What is asked: Duplicate the listing from its first line through the line holding "contact-button[interactable]: Contact bbox=[1013, 22, 1113, 68]", inclusive.
________________________________________
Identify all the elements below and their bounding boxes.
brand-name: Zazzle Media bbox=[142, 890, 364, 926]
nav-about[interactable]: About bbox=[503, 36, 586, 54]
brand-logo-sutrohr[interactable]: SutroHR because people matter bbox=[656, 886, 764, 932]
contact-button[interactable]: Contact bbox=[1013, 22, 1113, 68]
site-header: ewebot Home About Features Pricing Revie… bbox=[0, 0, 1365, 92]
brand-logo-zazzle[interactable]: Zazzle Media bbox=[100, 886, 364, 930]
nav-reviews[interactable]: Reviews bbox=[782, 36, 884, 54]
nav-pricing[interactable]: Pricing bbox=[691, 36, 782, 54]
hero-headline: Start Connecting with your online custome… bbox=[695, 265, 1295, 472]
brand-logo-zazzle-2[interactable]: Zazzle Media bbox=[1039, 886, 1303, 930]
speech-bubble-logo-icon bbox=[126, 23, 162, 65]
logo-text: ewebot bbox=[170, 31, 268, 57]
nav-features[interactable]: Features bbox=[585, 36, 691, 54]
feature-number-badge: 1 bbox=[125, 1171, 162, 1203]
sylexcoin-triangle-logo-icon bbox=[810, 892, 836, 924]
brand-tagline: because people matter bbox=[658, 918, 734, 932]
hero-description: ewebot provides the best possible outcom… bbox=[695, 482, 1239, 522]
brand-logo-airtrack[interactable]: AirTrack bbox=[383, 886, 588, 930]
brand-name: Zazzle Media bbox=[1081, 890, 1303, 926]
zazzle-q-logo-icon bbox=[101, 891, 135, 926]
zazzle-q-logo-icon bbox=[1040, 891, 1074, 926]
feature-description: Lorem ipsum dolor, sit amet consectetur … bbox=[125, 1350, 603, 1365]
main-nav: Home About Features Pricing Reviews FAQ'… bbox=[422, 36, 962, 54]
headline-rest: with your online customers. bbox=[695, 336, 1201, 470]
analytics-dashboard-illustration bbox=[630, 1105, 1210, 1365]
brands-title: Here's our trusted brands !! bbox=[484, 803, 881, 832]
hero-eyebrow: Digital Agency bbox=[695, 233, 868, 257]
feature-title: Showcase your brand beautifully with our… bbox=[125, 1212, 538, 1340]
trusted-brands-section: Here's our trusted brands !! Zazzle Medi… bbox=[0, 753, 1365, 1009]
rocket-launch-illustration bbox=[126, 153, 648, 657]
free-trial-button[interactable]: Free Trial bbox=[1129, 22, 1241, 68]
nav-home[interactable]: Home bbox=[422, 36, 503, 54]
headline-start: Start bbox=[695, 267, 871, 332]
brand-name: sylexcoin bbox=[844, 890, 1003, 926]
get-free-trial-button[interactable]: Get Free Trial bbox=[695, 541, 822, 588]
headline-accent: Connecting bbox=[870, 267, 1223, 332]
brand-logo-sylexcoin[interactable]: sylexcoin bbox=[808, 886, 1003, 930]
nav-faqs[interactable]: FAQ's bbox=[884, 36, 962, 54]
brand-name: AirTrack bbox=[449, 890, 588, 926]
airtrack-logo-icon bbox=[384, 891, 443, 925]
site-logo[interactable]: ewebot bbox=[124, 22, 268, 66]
________________________________________
Problem solution:
Identify all the elements below and their bounding boxes.
brand-name: Zazzle Media bbox=[142, 890, 364, 926]
nav-about[interactable]: About bbox=[503, 36, 586, 54]
brand-logo-sutrohr[interactable]: SutroHR because people matter bbox=[656, 886, 764, 932]
contact-button[interactable]: Contact bbox=[1013, 22, 1113, 68]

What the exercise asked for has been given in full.